EXERCISE DIRECTIONS ▸ What number of lines contain the word "city"? Reply with the number and nothing else.
***** RECORDS FOR THE TASK
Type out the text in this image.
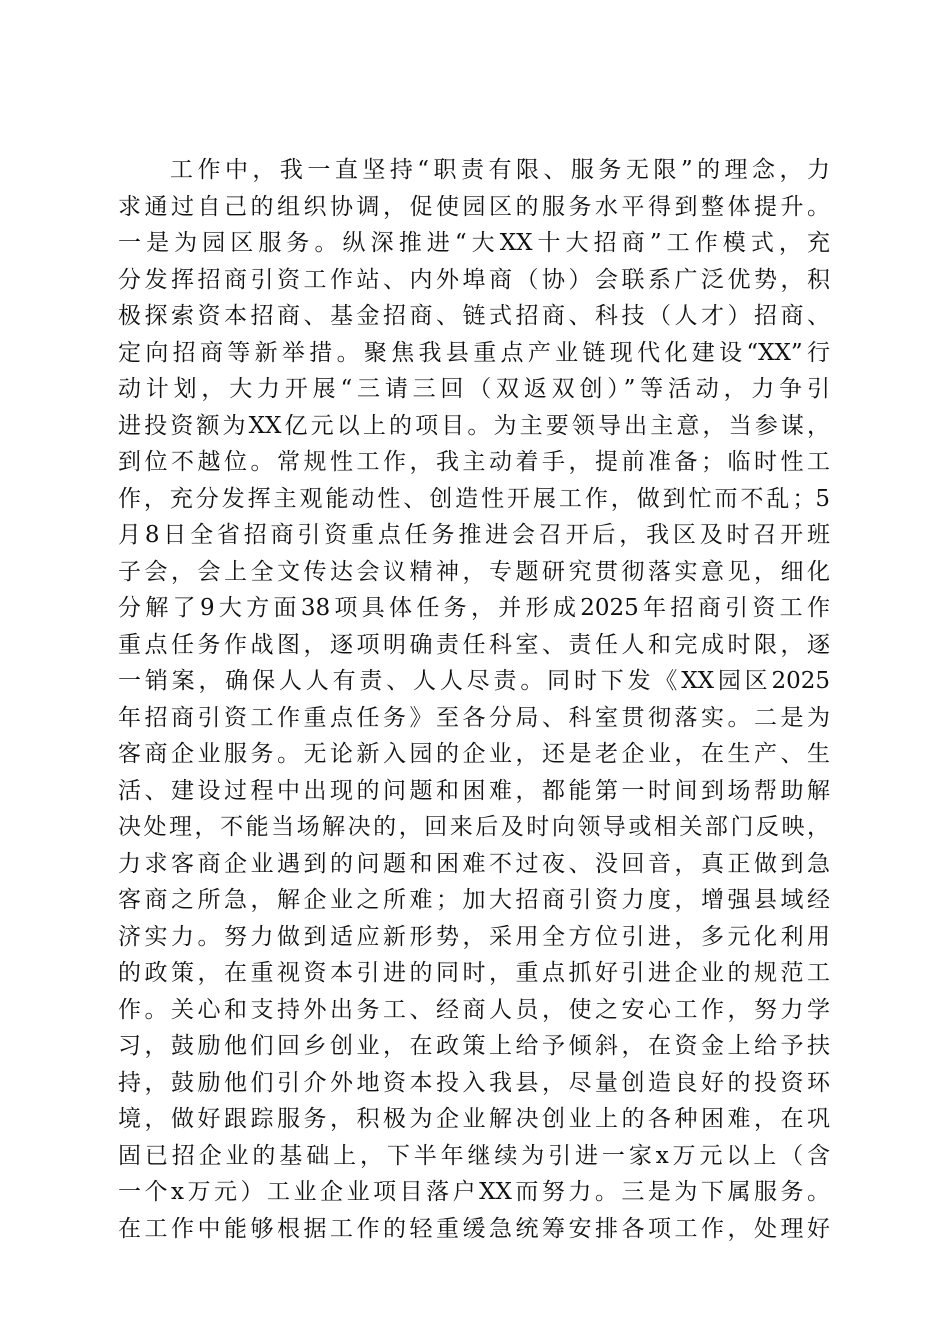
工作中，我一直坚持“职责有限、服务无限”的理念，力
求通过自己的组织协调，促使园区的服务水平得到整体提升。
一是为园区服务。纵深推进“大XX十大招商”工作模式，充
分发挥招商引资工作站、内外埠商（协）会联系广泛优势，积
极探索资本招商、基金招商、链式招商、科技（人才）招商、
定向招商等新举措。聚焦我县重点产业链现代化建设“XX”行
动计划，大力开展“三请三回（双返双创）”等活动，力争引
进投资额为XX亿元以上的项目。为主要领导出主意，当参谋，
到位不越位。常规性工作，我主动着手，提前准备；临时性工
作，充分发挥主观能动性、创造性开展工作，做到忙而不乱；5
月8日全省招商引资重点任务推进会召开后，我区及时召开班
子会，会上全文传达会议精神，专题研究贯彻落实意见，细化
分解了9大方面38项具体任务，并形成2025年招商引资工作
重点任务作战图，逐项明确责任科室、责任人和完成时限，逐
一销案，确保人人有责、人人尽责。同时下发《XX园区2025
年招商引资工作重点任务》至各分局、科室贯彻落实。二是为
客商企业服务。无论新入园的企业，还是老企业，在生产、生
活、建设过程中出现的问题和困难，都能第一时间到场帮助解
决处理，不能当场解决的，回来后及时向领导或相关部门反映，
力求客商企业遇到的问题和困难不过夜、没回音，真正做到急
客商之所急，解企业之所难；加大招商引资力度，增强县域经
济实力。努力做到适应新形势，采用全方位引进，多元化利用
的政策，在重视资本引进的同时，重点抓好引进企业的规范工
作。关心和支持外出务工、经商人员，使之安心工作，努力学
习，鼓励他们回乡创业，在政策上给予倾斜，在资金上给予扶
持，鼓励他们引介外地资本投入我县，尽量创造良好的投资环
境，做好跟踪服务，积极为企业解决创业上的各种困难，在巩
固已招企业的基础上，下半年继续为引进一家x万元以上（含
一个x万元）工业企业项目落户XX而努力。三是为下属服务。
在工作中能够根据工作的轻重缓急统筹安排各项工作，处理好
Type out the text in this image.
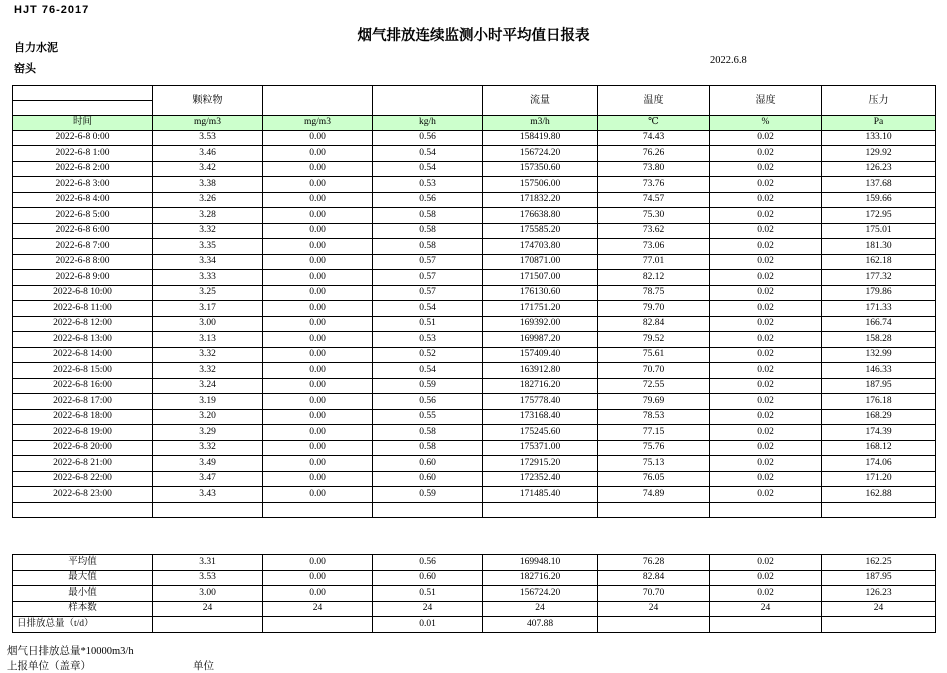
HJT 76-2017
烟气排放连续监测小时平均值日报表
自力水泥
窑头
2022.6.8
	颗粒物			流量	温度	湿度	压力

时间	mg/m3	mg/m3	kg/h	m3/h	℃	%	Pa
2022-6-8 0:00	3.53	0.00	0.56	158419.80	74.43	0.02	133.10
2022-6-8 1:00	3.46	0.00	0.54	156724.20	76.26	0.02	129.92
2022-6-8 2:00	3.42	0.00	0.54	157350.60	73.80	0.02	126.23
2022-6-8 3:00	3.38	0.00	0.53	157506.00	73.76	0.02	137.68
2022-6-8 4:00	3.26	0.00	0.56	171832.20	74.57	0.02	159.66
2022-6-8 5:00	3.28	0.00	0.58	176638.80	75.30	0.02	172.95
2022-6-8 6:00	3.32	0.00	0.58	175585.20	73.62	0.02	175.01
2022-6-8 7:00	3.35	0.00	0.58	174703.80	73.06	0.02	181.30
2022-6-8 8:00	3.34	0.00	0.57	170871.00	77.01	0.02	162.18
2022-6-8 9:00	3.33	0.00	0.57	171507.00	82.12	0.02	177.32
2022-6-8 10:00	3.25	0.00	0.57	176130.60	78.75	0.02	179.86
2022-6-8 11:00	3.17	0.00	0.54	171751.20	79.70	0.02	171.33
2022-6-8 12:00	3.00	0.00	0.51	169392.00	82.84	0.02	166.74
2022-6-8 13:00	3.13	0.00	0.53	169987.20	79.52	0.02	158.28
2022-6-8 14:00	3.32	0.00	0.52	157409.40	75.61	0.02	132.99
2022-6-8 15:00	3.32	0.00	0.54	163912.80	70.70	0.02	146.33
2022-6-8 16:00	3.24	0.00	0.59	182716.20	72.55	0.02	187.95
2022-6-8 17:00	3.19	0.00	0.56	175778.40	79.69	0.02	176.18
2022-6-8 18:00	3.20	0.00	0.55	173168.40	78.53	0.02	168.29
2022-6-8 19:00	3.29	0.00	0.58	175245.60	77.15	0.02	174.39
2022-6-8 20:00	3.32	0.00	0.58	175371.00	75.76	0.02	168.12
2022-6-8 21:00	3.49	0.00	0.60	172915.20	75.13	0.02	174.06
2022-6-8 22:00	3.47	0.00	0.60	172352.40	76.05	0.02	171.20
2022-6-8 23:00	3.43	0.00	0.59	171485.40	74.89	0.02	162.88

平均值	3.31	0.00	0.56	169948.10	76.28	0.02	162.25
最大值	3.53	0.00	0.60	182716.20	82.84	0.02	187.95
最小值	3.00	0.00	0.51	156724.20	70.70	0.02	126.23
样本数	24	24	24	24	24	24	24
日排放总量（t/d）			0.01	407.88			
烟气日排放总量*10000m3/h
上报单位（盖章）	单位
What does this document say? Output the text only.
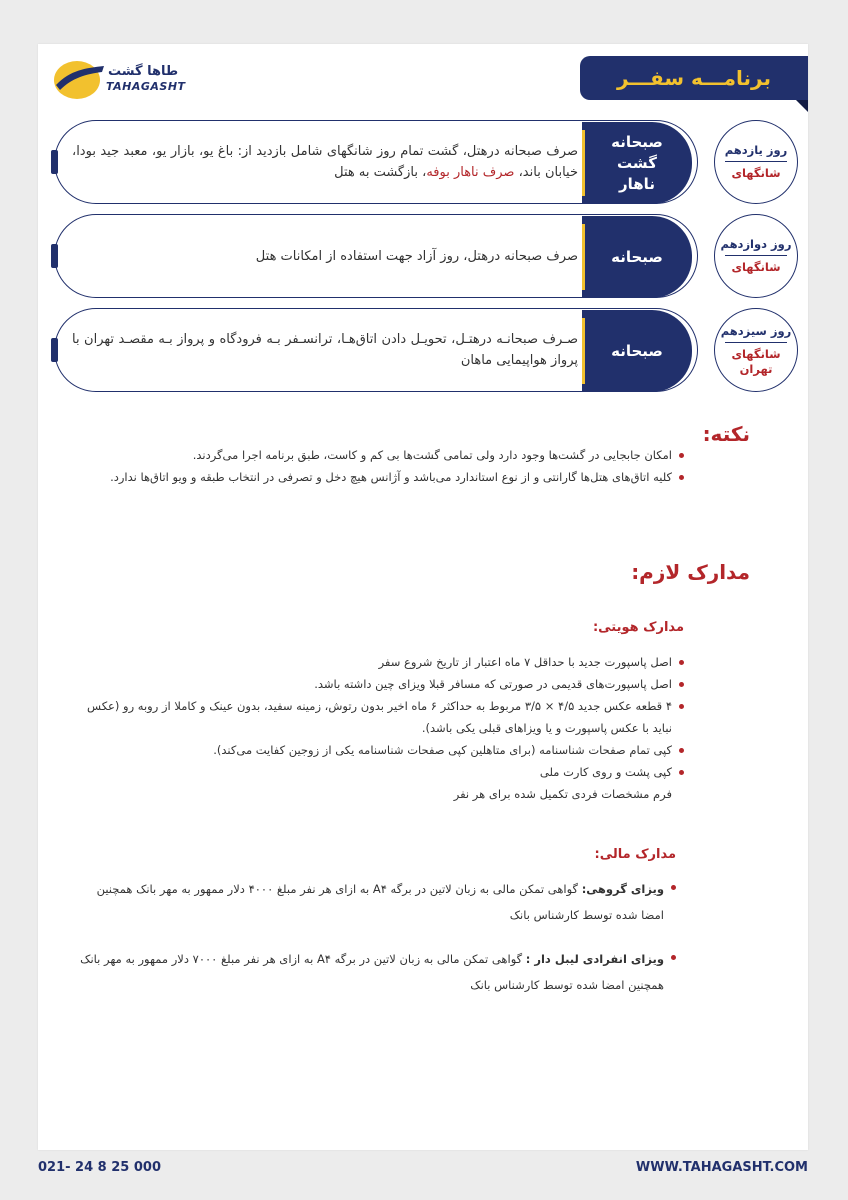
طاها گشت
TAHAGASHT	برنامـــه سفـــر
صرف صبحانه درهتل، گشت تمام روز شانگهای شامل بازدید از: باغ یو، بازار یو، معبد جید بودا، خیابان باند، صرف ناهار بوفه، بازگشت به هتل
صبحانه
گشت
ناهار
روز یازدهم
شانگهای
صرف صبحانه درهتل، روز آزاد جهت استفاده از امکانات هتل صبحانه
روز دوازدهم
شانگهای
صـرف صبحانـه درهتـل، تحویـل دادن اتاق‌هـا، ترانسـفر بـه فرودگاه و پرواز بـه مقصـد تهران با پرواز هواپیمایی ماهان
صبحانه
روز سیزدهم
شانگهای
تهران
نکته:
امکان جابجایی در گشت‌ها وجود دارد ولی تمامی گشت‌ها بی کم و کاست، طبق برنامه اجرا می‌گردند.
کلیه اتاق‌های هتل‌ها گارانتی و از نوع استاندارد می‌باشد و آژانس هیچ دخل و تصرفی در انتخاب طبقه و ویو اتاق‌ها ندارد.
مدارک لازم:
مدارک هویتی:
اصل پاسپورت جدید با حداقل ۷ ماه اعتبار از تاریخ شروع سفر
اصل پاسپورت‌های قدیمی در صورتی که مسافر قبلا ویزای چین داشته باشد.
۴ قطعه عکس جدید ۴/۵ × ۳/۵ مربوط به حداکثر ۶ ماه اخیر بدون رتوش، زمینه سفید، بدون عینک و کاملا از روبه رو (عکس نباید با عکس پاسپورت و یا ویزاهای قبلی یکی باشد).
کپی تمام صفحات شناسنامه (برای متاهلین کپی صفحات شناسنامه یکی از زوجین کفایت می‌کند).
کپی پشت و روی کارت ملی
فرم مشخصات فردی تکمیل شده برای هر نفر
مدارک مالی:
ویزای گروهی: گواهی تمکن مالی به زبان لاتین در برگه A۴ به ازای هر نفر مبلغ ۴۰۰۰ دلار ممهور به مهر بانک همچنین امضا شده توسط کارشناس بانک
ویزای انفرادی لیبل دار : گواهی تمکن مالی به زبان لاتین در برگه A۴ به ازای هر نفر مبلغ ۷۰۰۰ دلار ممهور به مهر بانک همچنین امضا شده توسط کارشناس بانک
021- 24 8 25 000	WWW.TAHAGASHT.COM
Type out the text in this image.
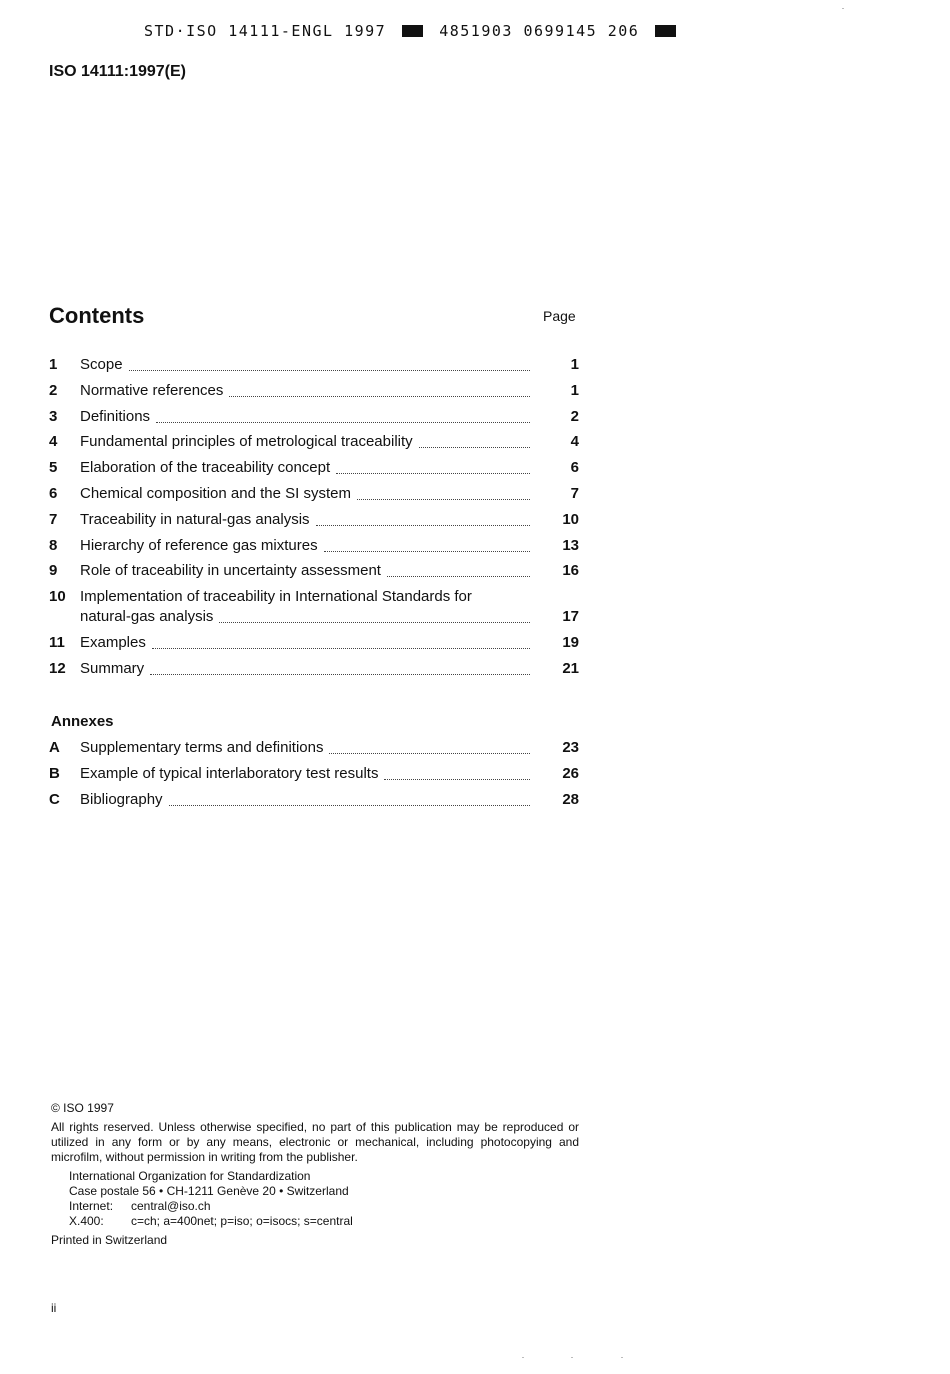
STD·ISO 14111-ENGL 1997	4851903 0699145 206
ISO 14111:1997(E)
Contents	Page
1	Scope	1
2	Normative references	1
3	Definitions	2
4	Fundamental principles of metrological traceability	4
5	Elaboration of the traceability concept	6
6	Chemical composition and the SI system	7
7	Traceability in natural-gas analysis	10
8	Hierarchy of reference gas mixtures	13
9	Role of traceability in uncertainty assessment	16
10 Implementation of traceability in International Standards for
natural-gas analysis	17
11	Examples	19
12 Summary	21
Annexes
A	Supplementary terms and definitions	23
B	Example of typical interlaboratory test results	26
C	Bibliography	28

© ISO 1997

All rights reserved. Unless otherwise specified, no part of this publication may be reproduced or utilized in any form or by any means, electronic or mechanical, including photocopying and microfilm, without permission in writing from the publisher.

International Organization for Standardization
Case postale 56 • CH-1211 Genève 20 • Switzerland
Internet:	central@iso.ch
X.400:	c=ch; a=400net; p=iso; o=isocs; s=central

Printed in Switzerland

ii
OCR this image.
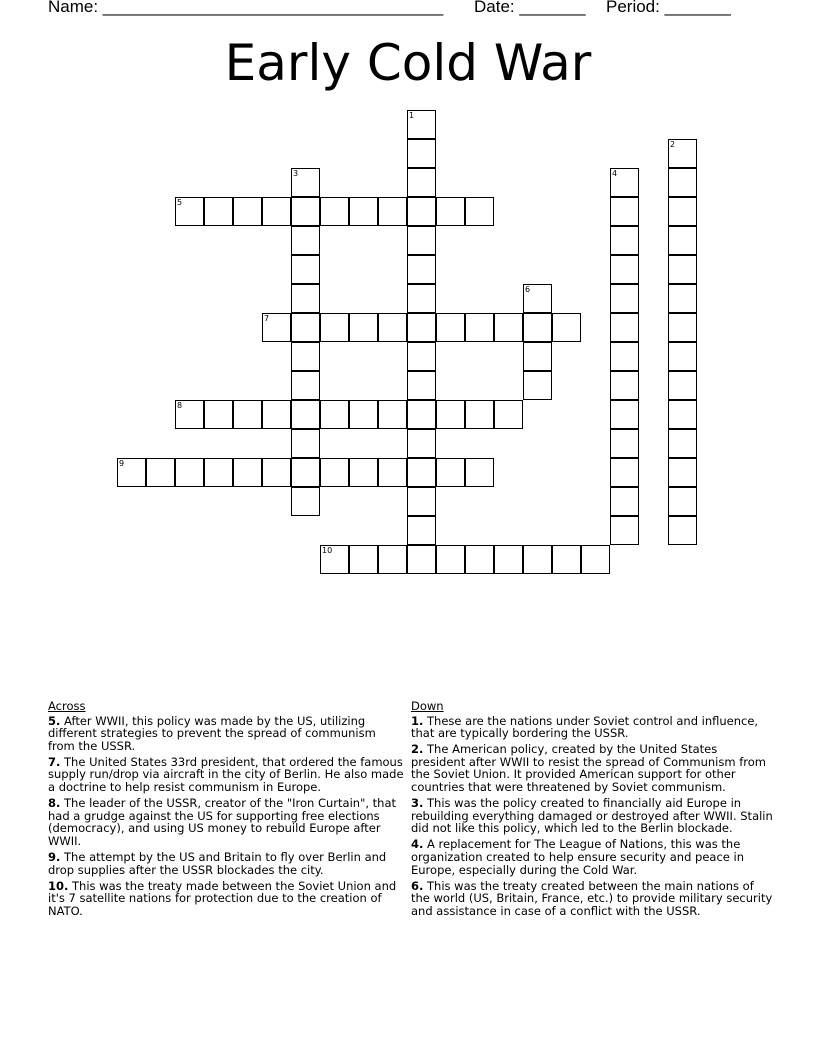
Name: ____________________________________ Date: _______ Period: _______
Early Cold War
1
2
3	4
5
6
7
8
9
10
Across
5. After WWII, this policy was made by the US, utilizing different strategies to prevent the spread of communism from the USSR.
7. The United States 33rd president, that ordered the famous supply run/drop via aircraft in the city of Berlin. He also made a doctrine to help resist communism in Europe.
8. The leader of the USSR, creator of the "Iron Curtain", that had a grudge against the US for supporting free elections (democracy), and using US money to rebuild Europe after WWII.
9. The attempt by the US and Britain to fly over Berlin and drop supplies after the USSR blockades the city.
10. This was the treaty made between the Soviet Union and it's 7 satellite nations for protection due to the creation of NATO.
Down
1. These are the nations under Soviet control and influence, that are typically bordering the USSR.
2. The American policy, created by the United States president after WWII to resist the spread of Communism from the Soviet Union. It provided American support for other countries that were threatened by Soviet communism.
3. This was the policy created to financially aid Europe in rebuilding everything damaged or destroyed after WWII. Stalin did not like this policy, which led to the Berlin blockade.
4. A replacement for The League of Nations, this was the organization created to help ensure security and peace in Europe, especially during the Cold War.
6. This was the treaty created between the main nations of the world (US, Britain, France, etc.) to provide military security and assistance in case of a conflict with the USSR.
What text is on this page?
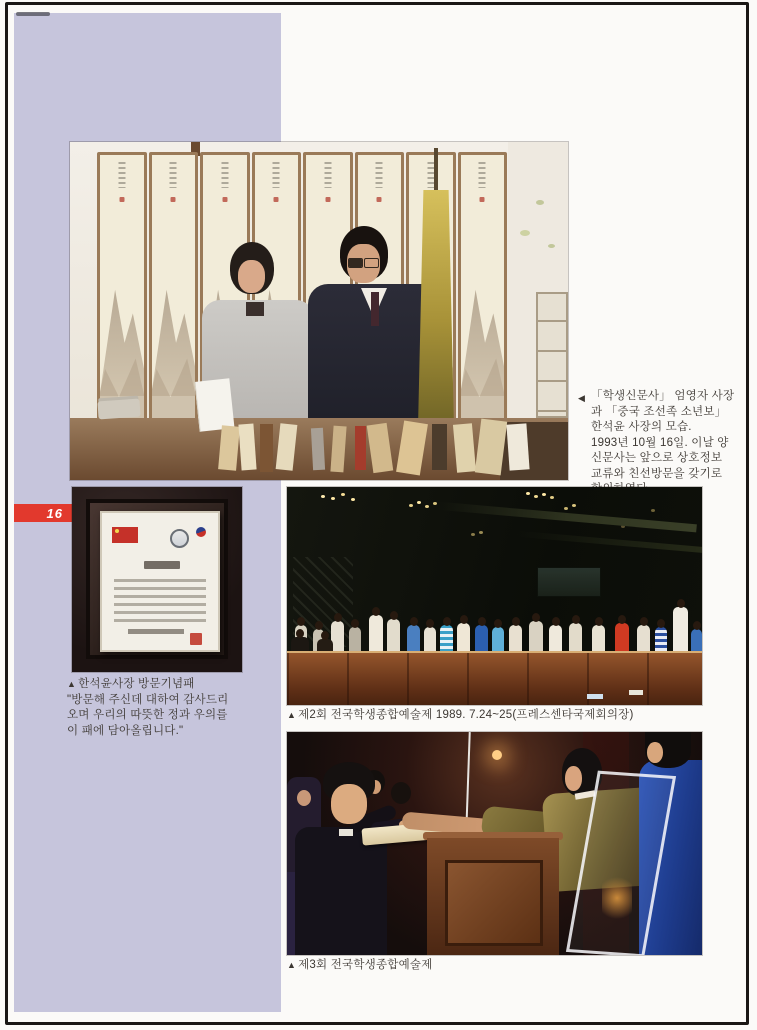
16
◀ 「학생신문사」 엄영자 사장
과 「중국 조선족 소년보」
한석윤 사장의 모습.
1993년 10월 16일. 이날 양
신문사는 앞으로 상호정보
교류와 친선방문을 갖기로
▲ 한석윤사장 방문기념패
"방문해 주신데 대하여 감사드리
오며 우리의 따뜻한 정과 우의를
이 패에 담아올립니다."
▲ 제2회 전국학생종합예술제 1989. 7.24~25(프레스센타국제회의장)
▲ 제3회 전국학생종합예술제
**********
RESPONSE ▸ 2